- [RECORDS FOR THE TASK]:
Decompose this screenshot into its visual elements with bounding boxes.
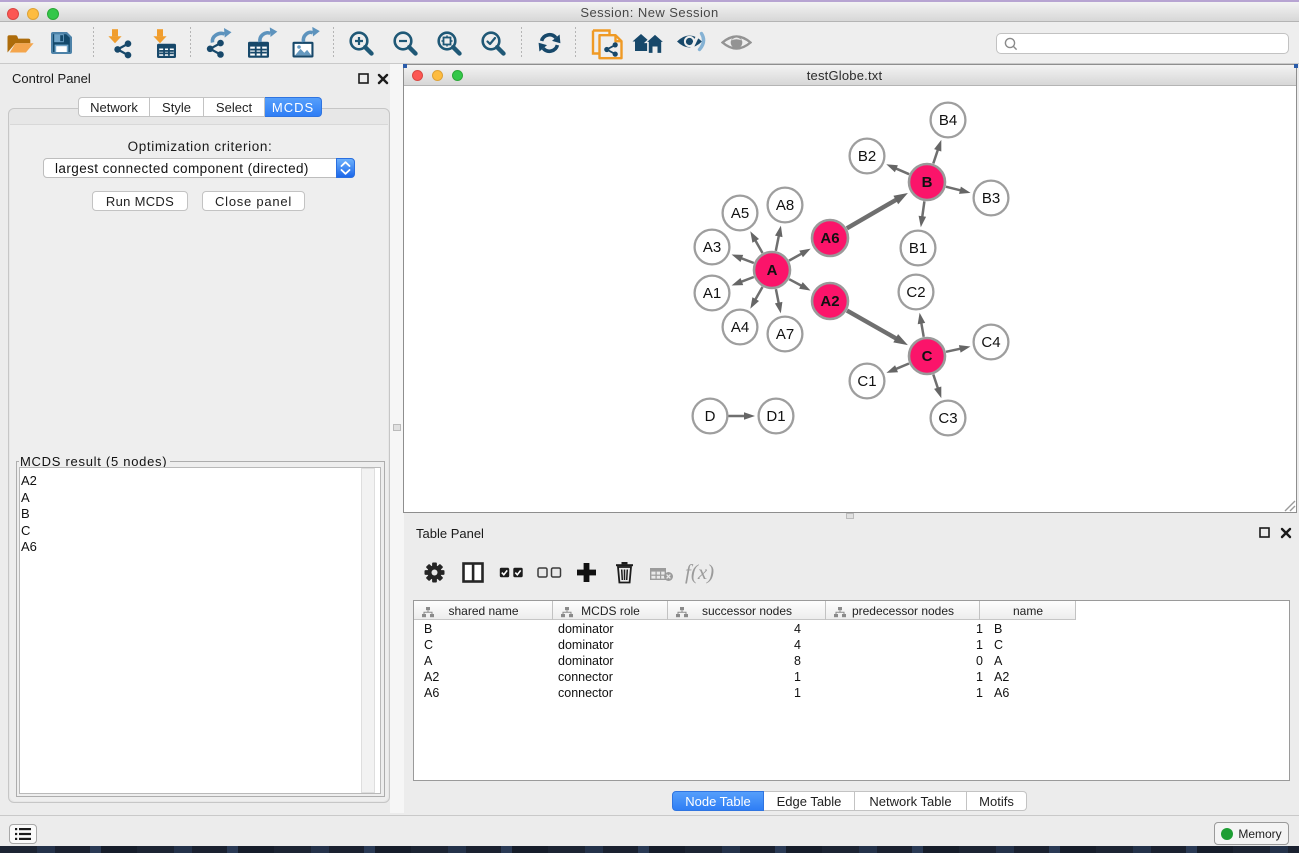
...
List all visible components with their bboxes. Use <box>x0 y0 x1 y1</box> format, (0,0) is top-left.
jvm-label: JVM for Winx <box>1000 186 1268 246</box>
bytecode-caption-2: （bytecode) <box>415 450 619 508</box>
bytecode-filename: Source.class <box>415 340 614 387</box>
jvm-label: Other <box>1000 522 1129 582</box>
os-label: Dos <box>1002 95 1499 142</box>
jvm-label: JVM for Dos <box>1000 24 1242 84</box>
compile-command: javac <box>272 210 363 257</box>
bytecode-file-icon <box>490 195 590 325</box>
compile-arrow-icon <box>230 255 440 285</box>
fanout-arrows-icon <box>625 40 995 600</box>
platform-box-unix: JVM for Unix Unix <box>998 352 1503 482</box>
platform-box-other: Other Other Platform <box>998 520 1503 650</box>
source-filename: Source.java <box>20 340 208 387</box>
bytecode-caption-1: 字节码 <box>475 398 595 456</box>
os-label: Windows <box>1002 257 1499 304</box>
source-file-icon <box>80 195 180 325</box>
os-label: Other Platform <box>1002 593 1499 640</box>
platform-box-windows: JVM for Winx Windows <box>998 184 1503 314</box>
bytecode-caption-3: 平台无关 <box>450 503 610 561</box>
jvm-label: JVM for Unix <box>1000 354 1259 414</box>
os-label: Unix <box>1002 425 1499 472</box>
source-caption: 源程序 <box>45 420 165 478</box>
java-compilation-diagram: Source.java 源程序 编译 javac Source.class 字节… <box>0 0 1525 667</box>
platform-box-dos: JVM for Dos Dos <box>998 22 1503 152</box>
* * *
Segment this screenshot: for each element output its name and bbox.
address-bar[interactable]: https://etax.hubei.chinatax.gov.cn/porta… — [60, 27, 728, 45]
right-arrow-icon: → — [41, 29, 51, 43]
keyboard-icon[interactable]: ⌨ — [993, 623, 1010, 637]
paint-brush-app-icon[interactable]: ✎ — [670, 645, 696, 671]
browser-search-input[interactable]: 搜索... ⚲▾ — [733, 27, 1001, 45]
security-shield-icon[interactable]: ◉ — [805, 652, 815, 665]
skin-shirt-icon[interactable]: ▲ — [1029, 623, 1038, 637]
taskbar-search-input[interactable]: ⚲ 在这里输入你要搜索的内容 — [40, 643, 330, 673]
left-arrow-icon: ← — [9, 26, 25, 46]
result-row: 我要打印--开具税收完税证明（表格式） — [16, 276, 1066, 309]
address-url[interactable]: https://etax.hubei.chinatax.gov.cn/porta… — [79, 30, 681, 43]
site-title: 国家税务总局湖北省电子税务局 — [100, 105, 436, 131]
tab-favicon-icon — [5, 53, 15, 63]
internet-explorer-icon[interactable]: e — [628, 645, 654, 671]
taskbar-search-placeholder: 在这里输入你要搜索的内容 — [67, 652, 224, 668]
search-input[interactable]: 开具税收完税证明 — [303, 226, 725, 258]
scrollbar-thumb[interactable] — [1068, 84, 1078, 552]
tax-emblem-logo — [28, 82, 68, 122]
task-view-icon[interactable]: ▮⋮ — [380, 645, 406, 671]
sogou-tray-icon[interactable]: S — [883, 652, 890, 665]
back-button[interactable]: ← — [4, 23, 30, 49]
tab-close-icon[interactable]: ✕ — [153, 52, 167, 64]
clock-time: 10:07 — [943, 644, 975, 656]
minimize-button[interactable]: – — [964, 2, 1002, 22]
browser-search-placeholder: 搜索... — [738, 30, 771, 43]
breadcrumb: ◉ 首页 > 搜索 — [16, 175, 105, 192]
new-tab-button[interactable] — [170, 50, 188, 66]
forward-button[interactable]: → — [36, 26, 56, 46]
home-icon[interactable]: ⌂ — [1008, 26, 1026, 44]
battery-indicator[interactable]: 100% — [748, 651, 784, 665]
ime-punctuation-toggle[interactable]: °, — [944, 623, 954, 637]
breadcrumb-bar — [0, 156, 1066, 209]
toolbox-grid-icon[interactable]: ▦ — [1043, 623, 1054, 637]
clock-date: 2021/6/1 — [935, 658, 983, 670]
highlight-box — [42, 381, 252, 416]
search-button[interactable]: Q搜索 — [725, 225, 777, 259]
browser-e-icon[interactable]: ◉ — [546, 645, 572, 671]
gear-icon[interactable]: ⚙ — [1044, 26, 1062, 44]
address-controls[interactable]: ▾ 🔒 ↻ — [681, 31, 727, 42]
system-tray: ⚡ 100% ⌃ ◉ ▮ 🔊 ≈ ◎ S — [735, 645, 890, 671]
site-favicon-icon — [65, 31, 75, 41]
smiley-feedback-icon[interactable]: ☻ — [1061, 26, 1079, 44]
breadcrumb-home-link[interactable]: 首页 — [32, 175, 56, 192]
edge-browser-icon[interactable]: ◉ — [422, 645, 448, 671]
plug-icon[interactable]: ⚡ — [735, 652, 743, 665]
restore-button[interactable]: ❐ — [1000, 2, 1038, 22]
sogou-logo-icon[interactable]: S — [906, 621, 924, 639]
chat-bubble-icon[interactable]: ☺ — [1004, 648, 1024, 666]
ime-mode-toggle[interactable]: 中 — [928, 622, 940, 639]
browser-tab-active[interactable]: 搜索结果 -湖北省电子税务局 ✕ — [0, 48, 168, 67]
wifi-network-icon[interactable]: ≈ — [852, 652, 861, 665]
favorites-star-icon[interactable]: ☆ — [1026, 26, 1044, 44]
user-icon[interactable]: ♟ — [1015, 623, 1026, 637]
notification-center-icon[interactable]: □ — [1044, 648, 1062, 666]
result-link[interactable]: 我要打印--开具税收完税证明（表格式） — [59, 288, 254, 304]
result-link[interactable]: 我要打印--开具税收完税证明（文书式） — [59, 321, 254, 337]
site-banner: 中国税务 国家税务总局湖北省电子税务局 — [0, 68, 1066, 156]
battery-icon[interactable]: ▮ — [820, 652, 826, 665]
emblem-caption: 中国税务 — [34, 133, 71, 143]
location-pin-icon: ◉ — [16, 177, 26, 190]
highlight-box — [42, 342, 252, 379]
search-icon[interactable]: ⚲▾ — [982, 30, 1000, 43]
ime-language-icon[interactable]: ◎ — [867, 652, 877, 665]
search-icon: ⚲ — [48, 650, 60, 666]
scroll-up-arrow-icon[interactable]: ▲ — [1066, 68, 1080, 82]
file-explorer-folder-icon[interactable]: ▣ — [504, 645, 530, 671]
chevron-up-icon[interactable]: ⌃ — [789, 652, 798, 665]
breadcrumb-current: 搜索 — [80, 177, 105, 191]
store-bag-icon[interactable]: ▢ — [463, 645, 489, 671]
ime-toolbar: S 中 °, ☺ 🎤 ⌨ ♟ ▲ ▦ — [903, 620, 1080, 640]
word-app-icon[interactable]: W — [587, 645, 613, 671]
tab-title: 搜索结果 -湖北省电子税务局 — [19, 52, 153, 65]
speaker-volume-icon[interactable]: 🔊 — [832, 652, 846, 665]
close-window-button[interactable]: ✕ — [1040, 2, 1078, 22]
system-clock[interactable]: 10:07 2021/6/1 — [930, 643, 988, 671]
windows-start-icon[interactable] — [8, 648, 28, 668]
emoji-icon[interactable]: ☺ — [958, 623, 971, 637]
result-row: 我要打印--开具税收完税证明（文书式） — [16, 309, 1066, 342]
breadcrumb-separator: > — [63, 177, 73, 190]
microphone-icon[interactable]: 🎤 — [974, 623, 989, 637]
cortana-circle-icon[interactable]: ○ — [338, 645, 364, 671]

- [AIM]:
Extract the lines of the listing starting at the line that contains "Segment this screenshot: for" and ending at the line that contains "keyboard-icon[interactable]: ⌨ —", copying them without any change.

- [THE OUTPUT]:
Segment this screenshot: for each element output its name and bbox.
address-bar[interactable]: https://etax.hubei.chinatax.gov.cn/porta… — [60, 27, 728, 45]
right-arrow-icon: → — [41, 29, 51, 43]
keyboard-icon[interactable]: ⌨ — [993, 623, 1010, 637]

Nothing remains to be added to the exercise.